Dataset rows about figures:

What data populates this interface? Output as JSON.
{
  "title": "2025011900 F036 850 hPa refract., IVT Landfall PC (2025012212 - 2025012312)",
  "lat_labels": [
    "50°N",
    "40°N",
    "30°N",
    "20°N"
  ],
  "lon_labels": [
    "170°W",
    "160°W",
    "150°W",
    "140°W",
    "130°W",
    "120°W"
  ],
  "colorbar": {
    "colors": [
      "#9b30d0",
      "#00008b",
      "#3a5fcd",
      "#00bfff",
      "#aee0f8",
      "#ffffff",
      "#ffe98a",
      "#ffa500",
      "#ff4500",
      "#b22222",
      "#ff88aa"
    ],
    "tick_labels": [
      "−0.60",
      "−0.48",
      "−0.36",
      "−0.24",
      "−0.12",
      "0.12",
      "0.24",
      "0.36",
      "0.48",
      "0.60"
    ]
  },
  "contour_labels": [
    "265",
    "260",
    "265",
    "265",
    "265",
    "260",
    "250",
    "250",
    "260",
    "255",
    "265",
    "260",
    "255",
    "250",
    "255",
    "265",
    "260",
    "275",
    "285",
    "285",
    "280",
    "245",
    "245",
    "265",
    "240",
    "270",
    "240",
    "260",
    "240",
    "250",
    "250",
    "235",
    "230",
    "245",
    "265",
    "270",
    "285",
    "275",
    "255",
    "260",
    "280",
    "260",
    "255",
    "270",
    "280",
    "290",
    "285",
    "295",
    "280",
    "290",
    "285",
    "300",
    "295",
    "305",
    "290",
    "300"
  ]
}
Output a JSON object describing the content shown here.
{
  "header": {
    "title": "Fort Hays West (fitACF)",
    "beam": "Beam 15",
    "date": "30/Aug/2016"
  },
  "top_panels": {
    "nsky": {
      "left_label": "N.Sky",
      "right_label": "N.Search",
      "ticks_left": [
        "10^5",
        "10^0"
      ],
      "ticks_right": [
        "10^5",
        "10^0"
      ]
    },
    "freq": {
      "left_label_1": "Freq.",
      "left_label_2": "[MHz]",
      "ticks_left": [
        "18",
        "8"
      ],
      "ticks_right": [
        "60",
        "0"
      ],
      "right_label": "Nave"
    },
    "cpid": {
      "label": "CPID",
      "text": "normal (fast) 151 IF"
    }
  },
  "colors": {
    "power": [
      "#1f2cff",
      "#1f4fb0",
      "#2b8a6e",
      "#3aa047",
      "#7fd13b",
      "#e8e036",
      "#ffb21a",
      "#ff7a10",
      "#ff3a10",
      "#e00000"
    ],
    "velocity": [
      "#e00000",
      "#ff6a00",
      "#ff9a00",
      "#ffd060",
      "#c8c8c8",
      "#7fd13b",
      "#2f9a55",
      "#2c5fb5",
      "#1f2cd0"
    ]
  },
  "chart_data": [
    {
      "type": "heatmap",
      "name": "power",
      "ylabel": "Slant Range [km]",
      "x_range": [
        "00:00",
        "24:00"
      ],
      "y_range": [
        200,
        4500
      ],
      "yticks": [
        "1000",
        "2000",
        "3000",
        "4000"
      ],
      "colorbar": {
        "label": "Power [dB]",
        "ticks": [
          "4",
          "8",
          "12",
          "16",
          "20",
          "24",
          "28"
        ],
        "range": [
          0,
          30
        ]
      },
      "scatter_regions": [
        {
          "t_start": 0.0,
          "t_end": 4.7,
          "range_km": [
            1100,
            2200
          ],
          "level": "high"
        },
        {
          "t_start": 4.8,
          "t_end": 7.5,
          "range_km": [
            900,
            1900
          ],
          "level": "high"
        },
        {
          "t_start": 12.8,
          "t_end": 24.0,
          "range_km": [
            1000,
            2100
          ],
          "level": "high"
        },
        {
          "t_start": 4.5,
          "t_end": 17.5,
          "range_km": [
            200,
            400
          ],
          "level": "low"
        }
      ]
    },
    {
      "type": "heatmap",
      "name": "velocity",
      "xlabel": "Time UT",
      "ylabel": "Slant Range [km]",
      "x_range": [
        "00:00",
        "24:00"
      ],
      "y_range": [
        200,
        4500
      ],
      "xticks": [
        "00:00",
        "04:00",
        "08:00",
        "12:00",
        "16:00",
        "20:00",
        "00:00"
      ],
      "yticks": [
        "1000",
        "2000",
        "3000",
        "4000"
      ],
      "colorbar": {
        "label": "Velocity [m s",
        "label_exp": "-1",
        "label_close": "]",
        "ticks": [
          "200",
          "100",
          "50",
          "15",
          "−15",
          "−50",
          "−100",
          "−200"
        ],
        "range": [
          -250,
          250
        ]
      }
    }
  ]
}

Problem statement: Write the material out exactly, with nothing left out.

Written answer:
What data populates this interface? Output as JSON.
{
  "title": "2025011900 F036 850 hPa refract., IVT Landfall PC (2025012212 - 2025012312)",
  "lat_labels": [
    "50°N",
    "40°N",
    "30°N",
    "20°N"
  ],
  "lon_labels": [
    "170°W",
    "160°W",
    "150°W",
    "140°W",
    "130°W",
    "120°W"
  ],
  "colorbar": {
    "colors": [
      "#9b30d0",
      "#00008b",
      "#3a5fcd",
      "#00bfff",
      "#aee0f8",
      "#ffffff",
      "#ffe98a",
      "#ffa500",
      "#ff4500",
      "#b22222",
      "#ff88aa"
    ],
    "tick_labels": [
      "−0.60",
      "−0.48",
      "−0.36",
      "−0.24",
      "−0.12",
      "0.12",
      "0.24",
      "0.36",
      "0.48",
      "0.60"
    ]
  },
  "contour_labels": [
    "265",
    "260",
    "265",
    "265",
    "265",
    "260",
    "250",
    "250",
    "260",
    "255",
    "265",
    "260",
    "255",
    "250",
    "255",
    "265",
    "260",
    "275",
    "285",
    "285",
    "280",
    "245",
    "245",
    "265",
    "240",
    "270",
    "240",
    "260",
    "240",
    "250",
    "250",
    "235",
    "230",
    "245",
    "265",
    "270",
    "285",
    "275",
    "255",
    "260",
    "280",
    "260",
    "255",
    "270",
    "280",
    "290",
    "285",
    "295",
    "280",
    "290",
    "285",
    "300",
    "295",
    "305",
    "290",
    "300"
  ]
}
Output a JSON object describing the content shown here.
{
  "header": {
    "title": "Fort Hays West (fitACF)",
    "beam": "Beam 15",
    "date": "30/Aug/2016"
  },
  "top_panels": {
    "nsky": {
      "left_label": "N.Sky",
      "right_label": "N.Search",
      "ticks_left": [
        "10^5",
        "10^0"
      ],
      "ticks_right": [
        "10^5",
        "10^0"
      ]
    },
    "freq": {
      "left_label_1": "Freq.",
      "left_label_2": "[MHz]",
      "ticks_left": [
        "18",
        "8"
      ],
      "ticks_right": [
        "60",
        "0"
      ],
      "right_label": "Nave"
    },
    "cpid": {
      "label": "CPID",
      "text": "normal (fast) 151 IF"
    }
  },
  "colors": {
    "power": [
      "#1f2cff",
      "#1f4fb0",
      "#2b8a6e",
      "#3aa047",
      "#7fd13b",
      "#e8e036",
      "#ffb21a",
      "#ff7a10",
      "#ff3a10",
      "#e00000"
    ],
    "velocity": [
      "#e00000",
      "#ff6a00",
      "#ff9a00",
      "#ffd060",
      "#c8c8c8",
      "#7fd13b",
      "#2f9a55",
      "#2c5fb5",
      "#1f2cd0"
    ]
  },
  "chart_data": [
    {
      "type": "heatmap",
      "name": "power",
      "ylabel": "Slant Range [km]",
      "x_range": [
        "00:00",
        "24:00"
      ],
      "y_range": [
        200,
        4500
      ],
      "yticks": [
        "1000",
        "2000",
        "3000",
        "4000"
      ],
      "colorbar": {
        "label": "Power [dB]",
        "ticks": [
          "4",
          "8",
          "12",
          "16",
          "20",
          "24",
          "28"
        ],
        "range": [
          0,
          30
        ]
      },
      "scatter_regions": [
        {
          "t_start": 0.0,
          "t_end": 4.7,
          "range_km": [
            1100,
            2200
          ],
          "level": "high"
        },
        {
          "t_start": 4.8,
          "t_end": 7.5,
          "range_km": [
            900,
            1900
          ],
          "level": "high"
        },
        {
          "t_start": 12.8,
          "t_end": 24.0,
          "range_km": [
            1000,
            2100
          ],
          "level": "high"
        },
        {
          "t_start": 4.5,
          "t_end": 17.5,
          "range_km": [
            200,
            400
          ],
          "level": "low"
        }
      ]
    },
    {
      "type": "heatmap",
      "name": "velocity",
      "xlabel": "Time UT",
      "ylabel": "Slant Range [km]",
      "x_range": [
        "00:00",
        "24:00"
      ],
      "y_range": [
        200,
        4500
      ],
      "xticks": [
        "00:00",
        "04:00",
        "08:00",
        "12:00",
        "16:00",
        "20:00",
        "00:00"
      ],
      "yticks": [
        "1000",
        "2000",
        "3000",
        "4000"
      ],
      "colorbar": {
        "label": "Velocity [m s",
        "label_exp": "-1",
        "label_close": "]",
        "ticks": [
          "200",
          "100",
          "50",
          "15",
          "−15",
          "−50",
          "−100",
          "−200"
        ],
        "range": [
          -250,
          250
        ]
      }
    }
  ]
}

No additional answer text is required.